*RECORDS PROVIDED*
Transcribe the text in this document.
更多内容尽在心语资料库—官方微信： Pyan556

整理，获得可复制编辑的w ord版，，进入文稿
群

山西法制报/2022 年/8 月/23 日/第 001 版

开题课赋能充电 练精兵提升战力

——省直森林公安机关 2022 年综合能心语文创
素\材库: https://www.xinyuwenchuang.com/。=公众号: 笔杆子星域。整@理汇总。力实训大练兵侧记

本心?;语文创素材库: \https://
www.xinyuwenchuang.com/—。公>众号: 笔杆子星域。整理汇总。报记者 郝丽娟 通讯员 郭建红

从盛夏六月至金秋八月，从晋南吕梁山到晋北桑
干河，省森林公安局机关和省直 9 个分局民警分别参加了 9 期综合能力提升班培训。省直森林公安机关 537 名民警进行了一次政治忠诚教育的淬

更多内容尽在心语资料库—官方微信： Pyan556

*THE EXERCISE*
List each line in the listing that contains the string "https".

*RESULT OF THE EXERCISE*
素\材库: https://www.xinyuwenchuang.com/。=公众号: 笔杆子星域。整@理汇总。力实训大练兵侧记
本心?;语文创素材库: \https://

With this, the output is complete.